_Task requirements_
Select lines where the word "dist" appears.

_Material supplied_
— start —

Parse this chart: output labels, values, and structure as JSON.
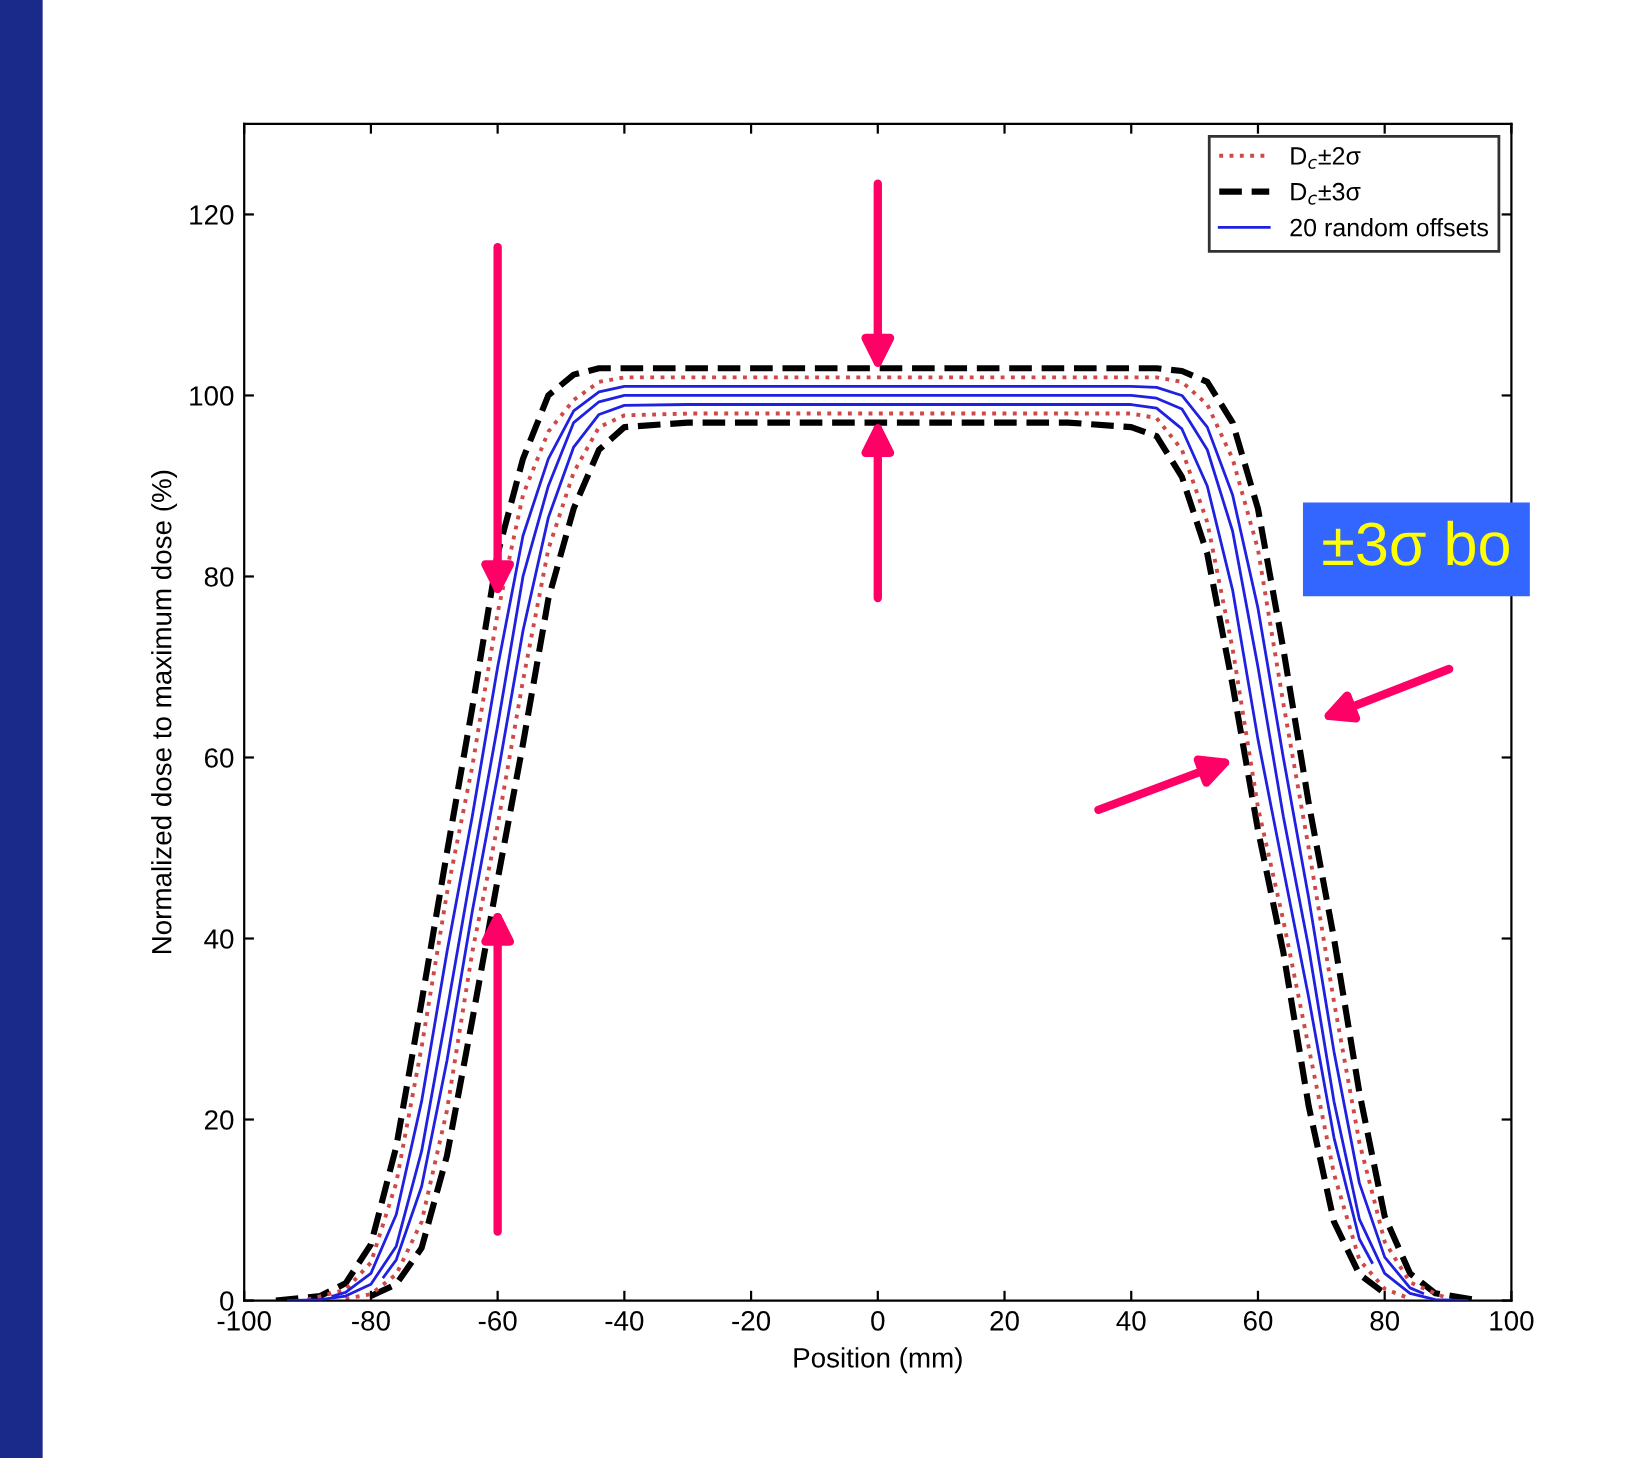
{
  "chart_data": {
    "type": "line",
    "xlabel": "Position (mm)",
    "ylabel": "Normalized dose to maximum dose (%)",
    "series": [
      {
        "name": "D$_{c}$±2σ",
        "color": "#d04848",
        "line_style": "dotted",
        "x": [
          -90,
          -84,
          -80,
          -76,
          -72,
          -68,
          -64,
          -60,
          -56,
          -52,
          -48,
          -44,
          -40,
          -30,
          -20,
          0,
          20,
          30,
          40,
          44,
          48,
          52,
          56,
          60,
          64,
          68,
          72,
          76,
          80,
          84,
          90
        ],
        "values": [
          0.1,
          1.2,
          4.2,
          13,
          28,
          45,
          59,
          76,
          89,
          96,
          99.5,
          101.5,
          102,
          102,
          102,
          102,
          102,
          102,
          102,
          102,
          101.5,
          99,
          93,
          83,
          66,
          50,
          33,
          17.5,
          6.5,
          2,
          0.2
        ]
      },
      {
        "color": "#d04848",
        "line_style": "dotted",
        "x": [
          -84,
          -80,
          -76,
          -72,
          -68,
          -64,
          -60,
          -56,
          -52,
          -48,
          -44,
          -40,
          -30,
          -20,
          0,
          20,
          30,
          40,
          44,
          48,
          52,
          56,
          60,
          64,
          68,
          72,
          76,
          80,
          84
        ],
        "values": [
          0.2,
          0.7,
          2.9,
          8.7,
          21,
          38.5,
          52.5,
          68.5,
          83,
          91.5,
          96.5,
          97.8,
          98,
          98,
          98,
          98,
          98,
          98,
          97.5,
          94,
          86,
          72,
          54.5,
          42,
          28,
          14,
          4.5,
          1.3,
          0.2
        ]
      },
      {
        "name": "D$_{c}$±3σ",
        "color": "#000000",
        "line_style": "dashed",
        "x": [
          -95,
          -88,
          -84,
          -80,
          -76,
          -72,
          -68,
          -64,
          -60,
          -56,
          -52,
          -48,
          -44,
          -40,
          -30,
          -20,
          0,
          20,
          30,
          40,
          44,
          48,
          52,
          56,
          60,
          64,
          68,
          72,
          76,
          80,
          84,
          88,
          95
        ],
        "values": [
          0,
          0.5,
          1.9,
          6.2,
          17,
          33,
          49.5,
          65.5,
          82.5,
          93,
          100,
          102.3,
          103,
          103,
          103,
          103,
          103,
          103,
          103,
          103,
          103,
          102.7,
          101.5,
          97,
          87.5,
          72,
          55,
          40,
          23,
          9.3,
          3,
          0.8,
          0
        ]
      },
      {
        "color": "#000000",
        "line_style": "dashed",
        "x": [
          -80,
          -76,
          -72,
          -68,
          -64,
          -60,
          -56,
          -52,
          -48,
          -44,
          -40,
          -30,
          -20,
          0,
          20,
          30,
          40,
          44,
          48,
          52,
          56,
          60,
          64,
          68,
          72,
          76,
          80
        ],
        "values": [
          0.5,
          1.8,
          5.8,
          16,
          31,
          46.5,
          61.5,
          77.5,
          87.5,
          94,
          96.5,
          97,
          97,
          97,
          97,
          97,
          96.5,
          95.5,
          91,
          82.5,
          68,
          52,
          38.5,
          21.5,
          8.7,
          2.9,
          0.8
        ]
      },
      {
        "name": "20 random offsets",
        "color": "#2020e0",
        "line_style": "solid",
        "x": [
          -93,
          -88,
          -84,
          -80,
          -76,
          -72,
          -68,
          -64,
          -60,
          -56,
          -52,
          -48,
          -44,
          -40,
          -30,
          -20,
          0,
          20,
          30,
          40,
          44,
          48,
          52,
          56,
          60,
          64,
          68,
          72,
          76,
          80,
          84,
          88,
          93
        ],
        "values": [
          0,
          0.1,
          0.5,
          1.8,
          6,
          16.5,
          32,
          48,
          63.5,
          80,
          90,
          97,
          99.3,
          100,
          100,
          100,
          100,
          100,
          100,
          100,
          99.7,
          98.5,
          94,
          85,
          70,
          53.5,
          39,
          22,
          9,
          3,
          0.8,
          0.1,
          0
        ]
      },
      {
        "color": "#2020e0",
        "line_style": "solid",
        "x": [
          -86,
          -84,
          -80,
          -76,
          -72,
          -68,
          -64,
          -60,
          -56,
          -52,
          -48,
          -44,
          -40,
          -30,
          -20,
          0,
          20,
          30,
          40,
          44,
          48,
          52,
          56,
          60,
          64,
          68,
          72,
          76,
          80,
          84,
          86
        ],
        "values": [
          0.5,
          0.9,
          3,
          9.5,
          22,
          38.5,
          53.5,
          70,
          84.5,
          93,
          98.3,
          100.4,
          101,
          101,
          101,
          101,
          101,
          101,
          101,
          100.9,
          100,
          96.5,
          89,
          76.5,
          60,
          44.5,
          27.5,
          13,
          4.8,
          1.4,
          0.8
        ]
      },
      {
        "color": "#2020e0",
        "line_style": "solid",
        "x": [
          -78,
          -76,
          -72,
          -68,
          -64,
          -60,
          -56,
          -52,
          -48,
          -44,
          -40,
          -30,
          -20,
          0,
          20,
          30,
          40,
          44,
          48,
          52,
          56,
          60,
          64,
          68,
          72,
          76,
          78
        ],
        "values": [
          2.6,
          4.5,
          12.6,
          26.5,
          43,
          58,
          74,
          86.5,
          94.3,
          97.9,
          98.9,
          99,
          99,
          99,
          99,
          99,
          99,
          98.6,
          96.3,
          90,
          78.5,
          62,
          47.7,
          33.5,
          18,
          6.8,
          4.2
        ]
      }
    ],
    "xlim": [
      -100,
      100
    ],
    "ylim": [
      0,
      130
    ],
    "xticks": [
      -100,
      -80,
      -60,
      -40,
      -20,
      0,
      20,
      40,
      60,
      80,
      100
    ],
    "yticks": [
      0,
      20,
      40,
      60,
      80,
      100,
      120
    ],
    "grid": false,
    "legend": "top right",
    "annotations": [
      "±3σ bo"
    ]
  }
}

— end —
— start —

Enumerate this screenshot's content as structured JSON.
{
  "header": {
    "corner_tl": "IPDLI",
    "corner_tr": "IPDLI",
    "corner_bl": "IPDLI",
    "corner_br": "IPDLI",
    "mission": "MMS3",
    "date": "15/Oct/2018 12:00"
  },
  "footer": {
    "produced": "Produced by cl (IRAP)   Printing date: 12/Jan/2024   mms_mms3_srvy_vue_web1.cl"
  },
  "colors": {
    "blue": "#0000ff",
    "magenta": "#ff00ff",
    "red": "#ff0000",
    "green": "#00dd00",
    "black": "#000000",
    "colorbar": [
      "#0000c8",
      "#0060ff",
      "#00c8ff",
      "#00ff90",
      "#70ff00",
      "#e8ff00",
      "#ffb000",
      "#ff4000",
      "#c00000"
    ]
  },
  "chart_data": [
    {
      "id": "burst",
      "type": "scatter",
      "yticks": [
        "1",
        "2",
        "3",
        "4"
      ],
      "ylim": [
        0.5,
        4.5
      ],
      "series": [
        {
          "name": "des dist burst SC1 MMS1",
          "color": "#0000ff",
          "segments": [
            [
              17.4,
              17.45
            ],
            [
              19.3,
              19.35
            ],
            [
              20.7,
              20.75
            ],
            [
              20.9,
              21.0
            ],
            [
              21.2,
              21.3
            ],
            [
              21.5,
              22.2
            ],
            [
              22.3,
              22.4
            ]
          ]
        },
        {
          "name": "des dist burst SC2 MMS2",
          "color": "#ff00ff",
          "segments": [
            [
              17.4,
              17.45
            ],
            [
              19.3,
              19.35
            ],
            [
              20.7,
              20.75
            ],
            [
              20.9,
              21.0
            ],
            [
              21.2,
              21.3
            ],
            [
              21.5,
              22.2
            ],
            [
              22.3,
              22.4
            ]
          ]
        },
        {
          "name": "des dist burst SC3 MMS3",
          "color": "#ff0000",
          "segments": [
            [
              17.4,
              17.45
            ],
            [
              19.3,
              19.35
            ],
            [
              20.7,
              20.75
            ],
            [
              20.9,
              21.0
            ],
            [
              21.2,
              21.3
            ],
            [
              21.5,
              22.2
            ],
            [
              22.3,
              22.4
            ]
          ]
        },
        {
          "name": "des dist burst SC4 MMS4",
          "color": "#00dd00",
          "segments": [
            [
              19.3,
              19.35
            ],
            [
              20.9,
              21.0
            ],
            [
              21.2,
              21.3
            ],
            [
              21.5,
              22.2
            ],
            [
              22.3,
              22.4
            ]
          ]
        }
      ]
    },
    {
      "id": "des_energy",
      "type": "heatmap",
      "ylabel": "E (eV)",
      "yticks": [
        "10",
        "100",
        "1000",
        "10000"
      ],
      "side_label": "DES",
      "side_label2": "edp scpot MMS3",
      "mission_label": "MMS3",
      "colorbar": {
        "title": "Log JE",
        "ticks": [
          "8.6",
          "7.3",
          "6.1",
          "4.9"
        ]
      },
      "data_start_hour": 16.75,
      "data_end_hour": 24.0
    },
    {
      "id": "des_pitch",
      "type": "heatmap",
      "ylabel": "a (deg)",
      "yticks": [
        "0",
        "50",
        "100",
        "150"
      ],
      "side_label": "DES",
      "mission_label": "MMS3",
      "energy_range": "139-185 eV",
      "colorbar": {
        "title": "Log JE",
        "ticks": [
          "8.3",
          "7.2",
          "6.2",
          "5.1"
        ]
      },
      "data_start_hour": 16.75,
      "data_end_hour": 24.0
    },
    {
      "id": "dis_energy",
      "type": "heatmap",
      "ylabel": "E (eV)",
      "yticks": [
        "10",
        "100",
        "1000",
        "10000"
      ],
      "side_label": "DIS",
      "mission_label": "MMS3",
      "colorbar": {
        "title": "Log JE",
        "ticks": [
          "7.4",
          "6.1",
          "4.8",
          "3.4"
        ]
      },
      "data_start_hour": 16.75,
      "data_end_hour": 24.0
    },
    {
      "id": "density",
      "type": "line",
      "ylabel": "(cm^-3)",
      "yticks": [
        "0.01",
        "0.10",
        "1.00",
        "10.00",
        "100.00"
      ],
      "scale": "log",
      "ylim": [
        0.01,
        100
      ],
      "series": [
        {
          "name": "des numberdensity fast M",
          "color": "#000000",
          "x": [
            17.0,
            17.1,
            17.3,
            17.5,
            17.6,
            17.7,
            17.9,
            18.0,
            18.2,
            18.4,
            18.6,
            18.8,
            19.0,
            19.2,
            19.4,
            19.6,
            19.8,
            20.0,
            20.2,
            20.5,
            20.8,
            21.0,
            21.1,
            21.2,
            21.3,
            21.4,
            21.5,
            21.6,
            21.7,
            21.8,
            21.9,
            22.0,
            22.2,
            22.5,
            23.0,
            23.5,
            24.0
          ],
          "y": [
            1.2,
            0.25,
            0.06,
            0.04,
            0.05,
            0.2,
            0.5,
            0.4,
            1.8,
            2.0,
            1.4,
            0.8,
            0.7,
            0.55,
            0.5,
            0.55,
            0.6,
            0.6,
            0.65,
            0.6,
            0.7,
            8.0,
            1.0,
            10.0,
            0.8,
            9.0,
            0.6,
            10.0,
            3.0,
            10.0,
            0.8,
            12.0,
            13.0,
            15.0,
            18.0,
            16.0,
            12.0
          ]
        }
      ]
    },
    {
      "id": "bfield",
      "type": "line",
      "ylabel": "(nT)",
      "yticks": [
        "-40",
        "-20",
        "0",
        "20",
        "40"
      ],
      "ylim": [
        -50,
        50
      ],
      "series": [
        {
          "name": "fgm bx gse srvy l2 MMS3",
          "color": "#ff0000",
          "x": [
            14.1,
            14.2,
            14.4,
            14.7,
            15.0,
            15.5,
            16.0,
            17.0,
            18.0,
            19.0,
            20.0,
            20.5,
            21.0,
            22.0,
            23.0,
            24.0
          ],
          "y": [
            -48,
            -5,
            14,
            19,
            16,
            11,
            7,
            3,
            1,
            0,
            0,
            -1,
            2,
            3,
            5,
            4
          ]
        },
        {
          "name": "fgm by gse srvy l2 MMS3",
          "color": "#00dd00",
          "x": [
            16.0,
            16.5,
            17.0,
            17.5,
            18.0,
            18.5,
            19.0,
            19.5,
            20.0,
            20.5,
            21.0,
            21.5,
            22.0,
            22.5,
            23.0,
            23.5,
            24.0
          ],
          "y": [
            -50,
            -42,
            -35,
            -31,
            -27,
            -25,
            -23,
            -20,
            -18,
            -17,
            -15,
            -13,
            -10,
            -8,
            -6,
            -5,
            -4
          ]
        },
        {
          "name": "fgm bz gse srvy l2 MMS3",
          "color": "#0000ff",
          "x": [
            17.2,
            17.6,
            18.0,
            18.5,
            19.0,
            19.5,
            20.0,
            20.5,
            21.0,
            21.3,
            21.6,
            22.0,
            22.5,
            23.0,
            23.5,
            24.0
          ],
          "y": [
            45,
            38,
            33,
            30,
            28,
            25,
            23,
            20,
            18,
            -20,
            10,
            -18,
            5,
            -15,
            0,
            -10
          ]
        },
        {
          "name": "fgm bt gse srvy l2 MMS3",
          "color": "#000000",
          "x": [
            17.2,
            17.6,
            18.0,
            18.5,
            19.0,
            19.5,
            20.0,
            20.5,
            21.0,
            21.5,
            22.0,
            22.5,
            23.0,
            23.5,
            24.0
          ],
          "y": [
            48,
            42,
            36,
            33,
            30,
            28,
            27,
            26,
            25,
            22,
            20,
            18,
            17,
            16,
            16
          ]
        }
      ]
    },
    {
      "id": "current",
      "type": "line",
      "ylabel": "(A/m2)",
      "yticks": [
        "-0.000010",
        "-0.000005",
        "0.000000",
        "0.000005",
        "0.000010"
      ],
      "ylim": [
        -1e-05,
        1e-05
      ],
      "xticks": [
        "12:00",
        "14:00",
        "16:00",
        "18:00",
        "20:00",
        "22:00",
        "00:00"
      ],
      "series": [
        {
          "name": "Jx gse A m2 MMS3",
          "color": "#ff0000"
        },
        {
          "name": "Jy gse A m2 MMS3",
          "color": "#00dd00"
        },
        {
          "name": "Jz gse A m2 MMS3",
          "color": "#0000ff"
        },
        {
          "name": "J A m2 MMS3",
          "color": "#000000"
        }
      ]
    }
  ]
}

— end —

_Full output_
          "name": "des dist burst SC1 MMS1",
          "name": "des dist burst SC2 MMS2",
          "name": "des dist burst SC3 MMS3",
          "name": "des dist burst SC4 MMS4",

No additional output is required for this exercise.